Перепиши слово в слово строки с самой первой до строки с "The second gear portion 30 is at (602, 455).", включая обе.

*** Исходные данные ***

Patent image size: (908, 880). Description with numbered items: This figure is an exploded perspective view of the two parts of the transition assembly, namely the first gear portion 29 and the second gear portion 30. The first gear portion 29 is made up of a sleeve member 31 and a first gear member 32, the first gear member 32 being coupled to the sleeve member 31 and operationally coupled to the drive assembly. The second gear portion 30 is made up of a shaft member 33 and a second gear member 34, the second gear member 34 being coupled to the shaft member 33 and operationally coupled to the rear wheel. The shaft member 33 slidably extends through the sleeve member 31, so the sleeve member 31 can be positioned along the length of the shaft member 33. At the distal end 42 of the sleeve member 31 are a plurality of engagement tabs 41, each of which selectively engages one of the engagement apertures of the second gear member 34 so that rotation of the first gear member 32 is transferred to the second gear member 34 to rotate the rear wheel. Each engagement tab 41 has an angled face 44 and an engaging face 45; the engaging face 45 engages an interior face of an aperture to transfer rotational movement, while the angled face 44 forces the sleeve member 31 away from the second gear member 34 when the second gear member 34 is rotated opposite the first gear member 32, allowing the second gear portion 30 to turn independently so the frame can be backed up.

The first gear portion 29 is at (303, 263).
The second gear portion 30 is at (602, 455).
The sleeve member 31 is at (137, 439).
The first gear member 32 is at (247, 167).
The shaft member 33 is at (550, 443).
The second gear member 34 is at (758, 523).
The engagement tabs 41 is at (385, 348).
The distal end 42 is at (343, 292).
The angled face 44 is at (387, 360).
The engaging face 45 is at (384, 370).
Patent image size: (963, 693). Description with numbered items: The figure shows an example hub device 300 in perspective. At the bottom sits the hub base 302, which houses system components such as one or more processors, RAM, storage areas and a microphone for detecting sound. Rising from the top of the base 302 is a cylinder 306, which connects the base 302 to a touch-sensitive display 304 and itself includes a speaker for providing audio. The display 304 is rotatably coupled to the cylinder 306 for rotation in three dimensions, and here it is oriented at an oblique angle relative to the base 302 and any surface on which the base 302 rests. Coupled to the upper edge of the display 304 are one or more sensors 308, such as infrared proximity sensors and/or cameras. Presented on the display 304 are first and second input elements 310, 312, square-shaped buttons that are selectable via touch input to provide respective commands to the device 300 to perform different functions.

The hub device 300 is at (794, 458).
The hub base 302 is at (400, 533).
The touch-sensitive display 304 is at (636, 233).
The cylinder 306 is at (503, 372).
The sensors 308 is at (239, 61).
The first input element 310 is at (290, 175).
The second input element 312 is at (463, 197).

***

**Результат**.
Patent image size: (908, 880). Description with numbered items: This figure is an exploded perspective view of the two parts of the transition assembly, namely the first gear portion 29 and the second gear portion 30. The first gear portion 29 is made up of a sleeve member 31 and a first gear member 32, the first gear member 32 being coupled to the sleeve member 31 and operationally coupled to the drive assembly. The second gear portion 30 is made up of a shaft member 33 and a second gear member 34, the second gear member 34 being coupled to the shaft member 33 and operationally coupled to the rear wheel. The shaft member 33 slidably extends through the sleeve member 31, so the sleeve member 31 can be positioned along the length of the shaft member 33. At the distal end 42 of the sleeve member 31 are a plurality of engagement tabs 41, each of which selectively engages one of the engagement apertures of the second gear member 34 so that rotation of the first gear member 32 is transferred to the second gear member 34 to rotate the rear wheel. Each engagement tab 41 has an angled face 44 and an engaging face 45; the engaging face 45 engages an interior face of an aperture to transfer rotational movement, while the angled face 44 forces the sleeve member 31 away from the second gear member 34 when the second gear member 34 is rotated opposite the first gear member 32, allowing the second gear portion 30 to turn independently so the frame can be backed up.

The first gear portion 29 is at (303, 263).
The second gear portion 30 is at (602, 455).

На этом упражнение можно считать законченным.